--- begin Data to process ---

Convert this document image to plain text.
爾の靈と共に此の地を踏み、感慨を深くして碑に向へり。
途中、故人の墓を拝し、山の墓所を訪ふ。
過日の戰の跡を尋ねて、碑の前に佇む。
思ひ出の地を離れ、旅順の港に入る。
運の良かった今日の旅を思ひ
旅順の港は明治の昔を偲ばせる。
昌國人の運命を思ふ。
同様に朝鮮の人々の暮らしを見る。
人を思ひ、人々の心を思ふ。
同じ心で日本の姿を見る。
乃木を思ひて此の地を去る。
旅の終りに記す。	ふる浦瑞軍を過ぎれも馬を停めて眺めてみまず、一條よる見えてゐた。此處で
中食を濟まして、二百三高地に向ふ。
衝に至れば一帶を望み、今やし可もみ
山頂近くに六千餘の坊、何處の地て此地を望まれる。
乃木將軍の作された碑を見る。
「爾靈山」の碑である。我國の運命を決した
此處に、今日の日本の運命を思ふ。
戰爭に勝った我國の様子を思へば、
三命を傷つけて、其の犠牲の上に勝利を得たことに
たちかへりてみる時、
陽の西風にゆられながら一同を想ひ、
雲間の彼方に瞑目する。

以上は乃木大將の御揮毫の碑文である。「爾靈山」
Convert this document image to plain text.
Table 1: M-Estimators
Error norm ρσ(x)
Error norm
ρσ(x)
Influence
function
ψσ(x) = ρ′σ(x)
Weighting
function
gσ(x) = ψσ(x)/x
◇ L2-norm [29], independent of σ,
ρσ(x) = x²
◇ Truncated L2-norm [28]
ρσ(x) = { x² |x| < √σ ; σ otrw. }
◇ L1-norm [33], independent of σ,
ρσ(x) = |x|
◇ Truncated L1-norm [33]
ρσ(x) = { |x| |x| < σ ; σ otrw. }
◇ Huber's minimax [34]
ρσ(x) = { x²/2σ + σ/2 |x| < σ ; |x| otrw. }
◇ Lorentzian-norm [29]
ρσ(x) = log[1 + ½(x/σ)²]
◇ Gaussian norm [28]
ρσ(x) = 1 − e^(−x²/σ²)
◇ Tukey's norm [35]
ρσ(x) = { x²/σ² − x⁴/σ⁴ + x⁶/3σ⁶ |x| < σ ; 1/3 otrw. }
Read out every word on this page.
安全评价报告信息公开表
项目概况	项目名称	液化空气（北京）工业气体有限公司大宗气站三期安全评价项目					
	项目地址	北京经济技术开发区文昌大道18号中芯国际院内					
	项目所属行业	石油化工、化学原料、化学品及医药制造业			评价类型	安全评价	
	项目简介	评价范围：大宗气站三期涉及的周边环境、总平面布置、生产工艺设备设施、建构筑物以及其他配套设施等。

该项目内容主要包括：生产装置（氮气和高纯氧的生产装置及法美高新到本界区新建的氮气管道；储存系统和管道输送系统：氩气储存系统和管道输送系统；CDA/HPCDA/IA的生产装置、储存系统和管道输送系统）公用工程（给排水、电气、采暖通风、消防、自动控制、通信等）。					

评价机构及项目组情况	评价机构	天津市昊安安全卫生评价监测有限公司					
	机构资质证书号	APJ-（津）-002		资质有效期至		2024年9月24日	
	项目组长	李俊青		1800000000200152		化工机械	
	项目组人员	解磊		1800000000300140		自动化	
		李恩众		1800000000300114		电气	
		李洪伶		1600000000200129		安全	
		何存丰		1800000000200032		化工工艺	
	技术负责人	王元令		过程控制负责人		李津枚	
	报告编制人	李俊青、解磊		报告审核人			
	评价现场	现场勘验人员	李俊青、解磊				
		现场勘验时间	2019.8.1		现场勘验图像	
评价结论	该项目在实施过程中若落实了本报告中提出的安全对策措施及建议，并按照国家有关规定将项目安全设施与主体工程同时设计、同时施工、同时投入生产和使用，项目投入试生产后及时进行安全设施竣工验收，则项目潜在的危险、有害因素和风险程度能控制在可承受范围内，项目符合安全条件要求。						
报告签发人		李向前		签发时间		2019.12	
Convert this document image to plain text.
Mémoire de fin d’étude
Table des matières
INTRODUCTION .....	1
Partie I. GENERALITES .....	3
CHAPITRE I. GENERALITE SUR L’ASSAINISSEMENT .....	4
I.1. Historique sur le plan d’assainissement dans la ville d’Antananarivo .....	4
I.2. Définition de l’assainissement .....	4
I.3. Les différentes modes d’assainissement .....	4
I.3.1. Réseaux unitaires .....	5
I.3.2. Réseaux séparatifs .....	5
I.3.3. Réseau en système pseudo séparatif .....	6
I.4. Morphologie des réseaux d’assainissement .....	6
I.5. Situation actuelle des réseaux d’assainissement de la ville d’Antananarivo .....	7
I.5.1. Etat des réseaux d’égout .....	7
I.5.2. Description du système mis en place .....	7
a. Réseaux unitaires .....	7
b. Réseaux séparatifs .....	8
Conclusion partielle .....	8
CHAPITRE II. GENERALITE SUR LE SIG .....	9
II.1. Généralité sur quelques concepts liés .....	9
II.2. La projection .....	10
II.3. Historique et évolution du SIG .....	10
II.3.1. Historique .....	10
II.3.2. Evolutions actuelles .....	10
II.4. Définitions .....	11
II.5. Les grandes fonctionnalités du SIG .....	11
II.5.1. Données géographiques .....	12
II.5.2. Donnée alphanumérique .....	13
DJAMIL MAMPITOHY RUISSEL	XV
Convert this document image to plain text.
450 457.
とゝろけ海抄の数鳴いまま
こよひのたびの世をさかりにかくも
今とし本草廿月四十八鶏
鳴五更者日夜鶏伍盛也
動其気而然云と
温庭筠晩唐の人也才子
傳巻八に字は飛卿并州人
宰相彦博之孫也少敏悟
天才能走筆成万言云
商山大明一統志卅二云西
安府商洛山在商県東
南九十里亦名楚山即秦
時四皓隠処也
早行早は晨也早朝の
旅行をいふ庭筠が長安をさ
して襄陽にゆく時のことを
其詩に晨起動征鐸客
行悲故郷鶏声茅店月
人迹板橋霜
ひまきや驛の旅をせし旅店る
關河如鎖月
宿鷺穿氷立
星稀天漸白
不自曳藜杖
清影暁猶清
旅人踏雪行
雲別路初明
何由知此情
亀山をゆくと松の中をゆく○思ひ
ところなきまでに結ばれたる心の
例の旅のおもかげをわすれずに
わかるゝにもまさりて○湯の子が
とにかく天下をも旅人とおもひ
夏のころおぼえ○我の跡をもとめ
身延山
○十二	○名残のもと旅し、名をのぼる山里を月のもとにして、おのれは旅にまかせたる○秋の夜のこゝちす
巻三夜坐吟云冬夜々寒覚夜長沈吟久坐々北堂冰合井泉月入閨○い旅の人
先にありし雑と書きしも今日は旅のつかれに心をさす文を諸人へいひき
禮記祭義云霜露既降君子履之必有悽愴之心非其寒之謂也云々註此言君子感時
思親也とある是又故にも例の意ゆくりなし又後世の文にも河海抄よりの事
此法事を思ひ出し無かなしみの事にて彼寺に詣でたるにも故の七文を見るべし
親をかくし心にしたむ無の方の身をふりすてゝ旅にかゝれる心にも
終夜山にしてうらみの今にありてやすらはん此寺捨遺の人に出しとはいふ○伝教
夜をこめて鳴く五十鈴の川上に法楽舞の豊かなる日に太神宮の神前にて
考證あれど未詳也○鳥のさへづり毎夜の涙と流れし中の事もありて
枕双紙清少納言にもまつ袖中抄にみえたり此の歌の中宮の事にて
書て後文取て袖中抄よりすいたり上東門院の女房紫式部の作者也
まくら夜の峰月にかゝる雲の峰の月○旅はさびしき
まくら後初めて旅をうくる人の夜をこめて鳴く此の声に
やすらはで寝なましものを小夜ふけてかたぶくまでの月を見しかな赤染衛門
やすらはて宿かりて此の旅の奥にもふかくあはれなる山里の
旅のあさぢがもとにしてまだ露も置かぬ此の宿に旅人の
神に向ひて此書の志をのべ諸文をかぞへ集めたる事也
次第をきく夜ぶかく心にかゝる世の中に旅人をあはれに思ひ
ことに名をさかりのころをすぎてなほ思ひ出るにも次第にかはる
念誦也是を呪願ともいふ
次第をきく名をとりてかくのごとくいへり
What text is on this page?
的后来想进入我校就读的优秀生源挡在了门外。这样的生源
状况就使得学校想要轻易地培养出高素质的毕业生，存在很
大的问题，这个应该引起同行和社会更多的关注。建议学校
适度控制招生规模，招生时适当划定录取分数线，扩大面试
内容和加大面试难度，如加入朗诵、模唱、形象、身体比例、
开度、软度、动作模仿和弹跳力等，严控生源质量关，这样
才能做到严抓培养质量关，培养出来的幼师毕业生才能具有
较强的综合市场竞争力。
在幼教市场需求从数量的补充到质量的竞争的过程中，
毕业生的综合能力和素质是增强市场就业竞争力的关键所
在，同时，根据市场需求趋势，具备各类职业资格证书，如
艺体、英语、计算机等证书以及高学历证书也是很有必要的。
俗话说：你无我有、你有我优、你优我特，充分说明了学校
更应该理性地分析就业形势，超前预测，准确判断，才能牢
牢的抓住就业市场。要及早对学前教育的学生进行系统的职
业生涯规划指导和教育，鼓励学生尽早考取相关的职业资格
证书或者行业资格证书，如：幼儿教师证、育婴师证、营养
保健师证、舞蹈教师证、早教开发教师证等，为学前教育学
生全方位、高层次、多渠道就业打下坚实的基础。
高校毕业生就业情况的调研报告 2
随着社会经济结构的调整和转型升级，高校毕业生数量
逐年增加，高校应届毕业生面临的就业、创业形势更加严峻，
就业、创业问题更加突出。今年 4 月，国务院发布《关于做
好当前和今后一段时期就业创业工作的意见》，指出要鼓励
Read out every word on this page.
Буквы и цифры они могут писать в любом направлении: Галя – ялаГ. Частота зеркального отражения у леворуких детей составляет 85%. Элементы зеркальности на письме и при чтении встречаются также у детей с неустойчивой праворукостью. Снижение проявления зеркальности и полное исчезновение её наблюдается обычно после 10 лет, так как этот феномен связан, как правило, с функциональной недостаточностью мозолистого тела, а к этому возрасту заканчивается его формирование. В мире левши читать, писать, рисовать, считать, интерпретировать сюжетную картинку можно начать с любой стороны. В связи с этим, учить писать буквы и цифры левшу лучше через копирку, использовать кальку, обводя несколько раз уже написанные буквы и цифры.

--- end Data to process ---

Requirements:
Above are the records. Copy every line in them holding "otrw".

Solved problem:
ρσ(x) = { x² |x| < √σ ; σ otrw. }
ρσ(x) = { |x| |x| < σ ; σ otrw. }
ρσ(x) = { x²/2σ + σ/2 |x| < σ ; |x| otrw. }
ρσ(x) = { x²/σ² − x⁴/σ⁴ + x⁶/3σ⁶ |x| < σ ; 1/3 otrw. }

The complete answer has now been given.